» **Dataset records**
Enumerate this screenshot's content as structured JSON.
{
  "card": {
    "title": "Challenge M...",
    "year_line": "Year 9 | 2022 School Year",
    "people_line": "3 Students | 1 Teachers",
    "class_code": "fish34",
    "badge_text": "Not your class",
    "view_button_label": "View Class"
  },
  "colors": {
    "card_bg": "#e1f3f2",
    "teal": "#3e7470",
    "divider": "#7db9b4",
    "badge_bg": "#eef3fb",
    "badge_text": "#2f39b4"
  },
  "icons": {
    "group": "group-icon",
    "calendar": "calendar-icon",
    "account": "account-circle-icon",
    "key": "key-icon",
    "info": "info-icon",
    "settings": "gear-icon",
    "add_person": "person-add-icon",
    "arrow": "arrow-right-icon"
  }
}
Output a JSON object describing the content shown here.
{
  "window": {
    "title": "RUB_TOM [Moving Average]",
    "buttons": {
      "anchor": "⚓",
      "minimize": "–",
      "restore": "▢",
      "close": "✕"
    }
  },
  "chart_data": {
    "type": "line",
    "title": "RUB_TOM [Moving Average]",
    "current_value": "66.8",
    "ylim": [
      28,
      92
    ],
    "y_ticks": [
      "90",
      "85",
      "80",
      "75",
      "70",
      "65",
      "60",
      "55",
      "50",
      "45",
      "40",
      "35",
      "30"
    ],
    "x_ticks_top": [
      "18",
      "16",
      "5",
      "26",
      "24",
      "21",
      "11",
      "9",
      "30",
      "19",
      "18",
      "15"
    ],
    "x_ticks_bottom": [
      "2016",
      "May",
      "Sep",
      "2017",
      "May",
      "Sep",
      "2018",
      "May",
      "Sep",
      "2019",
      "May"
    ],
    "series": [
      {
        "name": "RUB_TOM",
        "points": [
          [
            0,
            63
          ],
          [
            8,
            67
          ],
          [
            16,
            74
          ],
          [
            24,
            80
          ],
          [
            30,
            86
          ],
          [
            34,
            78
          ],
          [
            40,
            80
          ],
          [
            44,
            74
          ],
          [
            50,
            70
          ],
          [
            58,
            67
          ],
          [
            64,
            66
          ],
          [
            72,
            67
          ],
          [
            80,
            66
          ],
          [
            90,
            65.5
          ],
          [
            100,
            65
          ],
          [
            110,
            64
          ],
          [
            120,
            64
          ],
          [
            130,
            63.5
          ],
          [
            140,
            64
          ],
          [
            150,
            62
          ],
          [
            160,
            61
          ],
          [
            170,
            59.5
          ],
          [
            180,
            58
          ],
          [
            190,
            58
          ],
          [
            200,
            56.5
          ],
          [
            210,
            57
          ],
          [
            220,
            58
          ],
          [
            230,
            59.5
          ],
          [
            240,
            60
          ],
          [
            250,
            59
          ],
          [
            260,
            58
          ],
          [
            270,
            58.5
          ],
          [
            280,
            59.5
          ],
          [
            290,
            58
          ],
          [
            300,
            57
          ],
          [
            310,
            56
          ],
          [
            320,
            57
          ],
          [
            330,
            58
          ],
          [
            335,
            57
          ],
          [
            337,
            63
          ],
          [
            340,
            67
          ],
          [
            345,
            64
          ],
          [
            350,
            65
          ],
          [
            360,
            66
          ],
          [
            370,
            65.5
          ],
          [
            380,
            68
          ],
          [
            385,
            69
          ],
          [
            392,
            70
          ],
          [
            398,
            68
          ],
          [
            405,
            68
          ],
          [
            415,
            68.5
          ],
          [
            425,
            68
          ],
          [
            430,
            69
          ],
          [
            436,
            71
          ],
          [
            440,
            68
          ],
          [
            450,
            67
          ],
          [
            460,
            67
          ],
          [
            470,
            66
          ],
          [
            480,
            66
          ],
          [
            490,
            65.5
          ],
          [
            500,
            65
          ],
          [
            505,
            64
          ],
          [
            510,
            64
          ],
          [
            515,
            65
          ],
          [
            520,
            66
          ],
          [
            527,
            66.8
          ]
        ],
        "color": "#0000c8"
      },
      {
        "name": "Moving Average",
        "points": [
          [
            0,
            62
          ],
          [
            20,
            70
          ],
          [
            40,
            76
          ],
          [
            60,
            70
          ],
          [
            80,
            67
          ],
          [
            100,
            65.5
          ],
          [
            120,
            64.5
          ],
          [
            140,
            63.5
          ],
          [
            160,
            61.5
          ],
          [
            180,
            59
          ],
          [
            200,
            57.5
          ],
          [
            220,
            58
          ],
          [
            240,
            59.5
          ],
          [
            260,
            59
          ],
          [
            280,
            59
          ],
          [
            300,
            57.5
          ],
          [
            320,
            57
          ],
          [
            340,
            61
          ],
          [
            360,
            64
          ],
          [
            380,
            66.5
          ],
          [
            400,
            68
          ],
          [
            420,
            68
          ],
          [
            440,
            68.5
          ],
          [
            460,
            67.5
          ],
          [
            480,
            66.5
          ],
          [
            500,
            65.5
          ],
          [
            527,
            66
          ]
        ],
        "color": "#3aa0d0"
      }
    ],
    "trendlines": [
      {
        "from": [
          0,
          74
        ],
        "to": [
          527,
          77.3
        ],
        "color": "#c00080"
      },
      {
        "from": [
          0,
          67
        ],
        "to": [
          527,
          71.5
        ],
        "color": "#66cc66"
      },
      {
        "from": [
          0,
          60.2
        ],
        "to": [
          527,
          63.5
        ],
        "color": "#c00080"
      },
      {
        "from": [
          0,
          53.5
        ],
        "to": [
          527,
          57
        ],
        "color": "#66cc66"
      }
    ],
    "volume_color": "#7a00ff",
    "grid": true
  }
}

» **Work required**
Copy every line verbatim.

» **Task output**
Enumerate this screenshot's content as structured JSON.
{
  "card": {
    "title": "Challenge M...",
    "year_line": "Year 9 | 2022 School Year",
    "people_line": "3 Students | 1 Teachers",
    "class_code": "fish34",
    "badge_text": "Not your class",
    "view_button_label": "View Class"
  },
  "colors": {
    "card_bg": "#e1f3f2",
    "teal": "#3e7470",
    "divider": "#7db9b4",
    "badge_bg": "#eef3fb",
    "badge_text": "#2f39b4"
  },
  "icons": {
    "group": "group-icon",
    "calendar": "calendar-icon",
    "account": "account-circle-icon",
    "key": "key-icon",
    "info": "info-icon",
    "settings": "gear-icon",
    "add_person": "person-add-icon",
    "arrow": "arrow-right-icon"
  }
}
Output a JSON object describing the content shown here.
{
  "window": {
    "title": "RUB_TOM [Moving Average]",
    "buttons": {
      "anchor": "⚓",
      "minimize": "–",
      "restore": "▢",
      "close": "✕"
    }
  },
  "chart_data": {
    "type": "line",
    "title": "RUB_TOM [Moving Average]",
    "current_value": "66.8",
    "ylim": [
      28,
      92
    ],
    "y_ticks": [
      "90",
      "85",
      "80",
      "75",
      "70",
      "65",
      "60",
      "55",
      "50",
      "45",
      "40",
      "35",
      "30"
    ],
    "x_ticks_top": [
      "18",
      "16",
      "5",
      "26",
      "24",
      "21",
      "11",
      "9",
      "30",
      "19",
      "18",
      "15"
    ],
    "x_ticks_bottom": [
      "2016",
      "May",
      "Sep",
      "2017",
      "May",
      "Sep",
      "2018",
      "May",
      "Sep",
      "2019",
      "May"
    ],
    "series": [
      {
        "name": "RUB_TOM",
        "points": [
          [
            0,
            63
          ],
          [
            8,
            67
          ],
          [
            16,
            74
          ],
          [
            24,
            80
          ],
          [
            30,
            86
          ],
          [
            34,
            78
          ],
          [
            40,
            80
          ],
          [
            44,
            74
          ],
          [
            50,
            70
          ],
          [
            58,
            67
          ],
          [
            64,
            66
          ],
          [
            72,
            67
          ],
          [
            80,
            66
          ],
          [
            90,
            65.5
          ],
          [
            100,
            65
          ],
          [
            110,
            64
          ],
          [
            120,
            64
          ],
          [
            130,
            63.5
          ],
          [
            140,
            64
          ],
          [
            150,
            62
          ],
          [
            160,
            61
          ],
          [
            170,
            59.5
          ],
          [
            180,
            58
          ],
          [
            190,
            58
          ],
          [
            200,
            56.5
          ],
          [
            210,
            57
          ],
          [
            220,
            58
          ],
          [
            230,
            59.5
          ],
          [
            240,
            60
          ],
          [
            250,
            59
          ],
          [
            260,
            58
          ],
          [
            270,
            58.5
          ],
          [
            280,
            59.5
          ],
          [
            290,
            58
          ],
          [
            300,
            57
          ],
          [
            310,
            56
          ],
          [
            320,
            57
          ],
          [
            330,
            58
          ],
          [
            335,
            57
          ],
          [
            337,
            63
          ],
          [
            340,
            67
          ],
          [
            345,
            64
          ],
          [
            350,
            65
          ],
          [
            360,
            66
          ],
          [
            370,
            65.5
          ],
          [
            380,
            68
          ],
          [
            385,
            69
          ],
          [
            392,
            70
          ],
          [
            398,
            68
          ],
          [
            405,
            68
          ],
          [
            415,
            68.5
          ],
          [
            425,
            68
          ],
          [
            430,
            69
          ],
          [
            436,
            71
          ],
          [
            440,
            68
          ],
          [
            450,
            67
          ],
          [
            460,
            67
          ],
          [
            470,
            66
          ],
          [
            480,
            66
          ],
          [
            490,
            65.5
          ],
          [
            500,
            65
          ],
          [
            505,
            64
          ],
          [
            510,
            64
          ],
          [
            515,
            65
          ],
          [
            520,
            66
          ],
          [
            527,
            66.8
          ]
        ],
        "color": "#0000c8"
      },
      {
        "name": "Moving Average",
        "points": [
          [
            0,
            62
          ],
          [
            20,
            70
          ],
          [
            40,
            76
          ],
          [
            60,
            70
          ],
          [
            80,
            67
          ],
          [
            100,
            65.5
          ],
          [
            120,
            64.5
          ],
          [
            140,
            63.5
          ],
          [
            160,
            61.5
          ],
          [
            180,
            59
          ],
          [
            200,
            57.5
          ],
          [
            220,
            58
          ],
          [
            240,
            59.5
          ],
          [
            260,
            59
          ],
          [
            280,
            59
          ],
          [
            300,
            57.5
          ],
          [
            320,
            57
          ],
          [
            340,
            61
          ],
          [
            360,
            64
          ],
          [
            380,
            66.5
          ],
          [
            400,
            68
          ],
          [
            420,
            68
          ],
          [
            440,
            68.5
          ],
          [
            460,
            67.5
          ],
          [
            480,
            66.5
          ],
          [
            500,
            65.5
          ],
          [
            527,
            66
          ]
        ],
        "color": "#3aa0d0"
      }
    ],
    "trendlines": [
      {
        "from": [
          0,
          74
        ],
        "to": [
          527,
          77.3
        ],
        "color": "#c00080"
      },
      {
        "from": [
          0,
          67
        ],
        "to": [
          527,
          71.5
        ],
        "color": "#66cc66"
      },
      {
        "from": [
          0,
          60.2
        ],
        "to": [
          527,
          63.5
        ],
        "color": "#c00080"
      },
      {
        "from": [
          0,
          53.5
        ],
        "to": [
          527,
          57
        ],
        "color": "#66cc66"
      }
    ],
    "volume_color": "#7a00ff",
    "grid": true
  }
}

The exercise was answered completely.